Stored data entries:
□ □ □ □
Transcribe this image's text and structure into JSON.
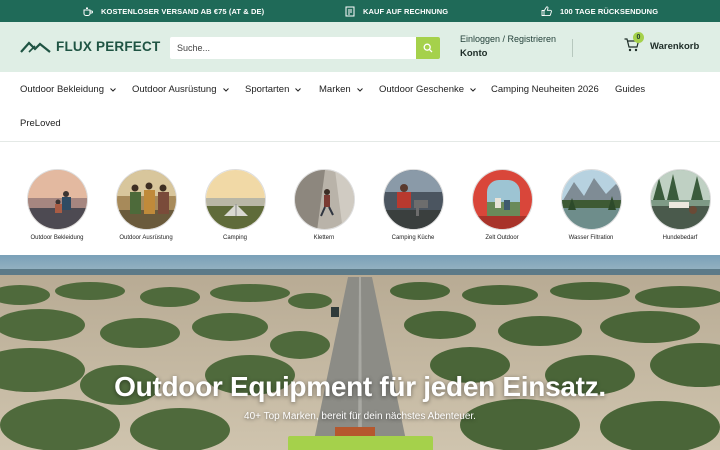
{
  "topbar": {
    "items": [
      {
        "icon": "teapot-icon",
        "text": "KOSTENLOSER VERSAND AB €75 (AT & DE)"
      },
      {
        "icon": "invoice-icon",
        "text": "KAUF AUF RECHNUNG"
      },
      {
        "icon": "thumbs-up-icon",
        "text": "100 TAGE RÜCKSENDUNG"
      }
    ],
    "bg_color": "#1f6a58"
  },
  "header": {
    "logo_text": "FLUX PERFECT",
    "search_placeholder": "Suche...",
    "login_link": "Einloggen / Registrieren",
    "account_label": "Konto",
    "cart_count": "0",
    "cart_label": "Warenkorb",
    "bg_color": "#dfeee5",
    "accent": "#a5d14b"
  },
  "nav": {
    "items": [
      {
        "label": "Outdoor Bekleidung",
        "dropdown": true
      },
      {
        "label": "Outdoor Ausrüstung",
        "dropdown": true
      },
      {
        "label": "Sportarten",
        "dropdown": true
      },
      {
        "label": "Marken",
        "dropdown": true
      },
      {
        "label": "Outdoor Geschenke",
        "dropdown": true
      },
      {
        "label": "Camping Neuheiten 2026",
        "dropdown": false
      },
      {
        "label": "Guides",
        "dropdown": false
      },
      {
        "label": "PreLoved",
        "dropdown": false
      }
    ]
  },
  "categories": [
    {
      "label": "Outdoor Bekleidung"
    },
    {
      "label": "Outdoor Ausrüstung"
    },
    {
      "label": "Camping"
    },
    {
      "label": "Klettern"
    },
    {
      "label": "Camping Küche"
    },
    {
      "label": "Zelt Outdoor"
    },
    {
      "label": "Wasser Filtration"
    },
    {
      "label": "Hundebedarf"
    }
  ],
  "hero": {
    "title": "Outdoor Equipment für jeden Einsatz.",
    "subtitle": "40+ Top Marken, bereit für dein nächstes Abenteuer."
  }
}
□ □ □ □
**Requirements:**
Without the pictures, copy the material exactly as given.

**The solution:**
Transcribe this image's text and structure into JSON.
{
  "topbar": {
    "items": [
      {
        "icon": "teapot-icon",
        "text": "KOSTENLOSER VERSAND AB €75 (AT & DE)"
      },
      {
        "icon": "invoice-icon",
        "text": "KAUF AUF RECHNUNG"
      },
      {
        "icon": "thumbs-up-icon",
        "text": "100 TAGE RÜCKSENDUNG"
      }
    ],
    "bg_color": "#1f6a58"
  },
  "header": {
    "logo_text": "FLUX PERFECT",
    "search_placeholder": "Suche...",
    "login_link": "Einloggen / Registrieren",
    "account_label": "Konto",
    "cart_count": "0",
    "cart_label": "Warenkorb",
    "bg_color": "#dfeee5",
    "accent": "#a5d14b"
  },
  "nav": {
    "items": [
      {
        "label": "Outdoor Bekleidung",
        "dropdown": true
      },
      {
        "label": "Outdoor Ausrüstung",
        "dropdown": true
      },
      {
        "label": "Sportarten",
        "dropdown": true
      },
      {
        "label": "Marken",
        "dropdown": true
      },
      {
        "label": "Outdoor Geschenke",
        "dropdown": true
      },
      {
        "label": "Camping Neuheiten 2026",
        "dropdown": false
      },
      {
        "label": "Guides",
        "dropdown": false
      },
      {
        "label": "PreLoved",
        "dropdown": false
      }
    ]
  },
  "categories": [
    {
      "label": "Outdoor Bekleidung"
    },
    {
      "label": "Outdoor Ausrüstung"
    },
    {
      "label": "Camping"
    },
    {
      "label": "Klettern"
    },
    {
      "label": "Camping Küche"
    },
    {
      "label": "Zelt Outdoor"
    },
    {
      "label": "Wasser Filtration"
    },
    {
      "label": "Hundebedarf"
    }
  ],
  "hero": {
    "title": "Outdoor Equipment für jeden Einsatz.",
    "subtitle": "40+ Top Marken, bereit für dein nächstes Abenteuer."
  }
}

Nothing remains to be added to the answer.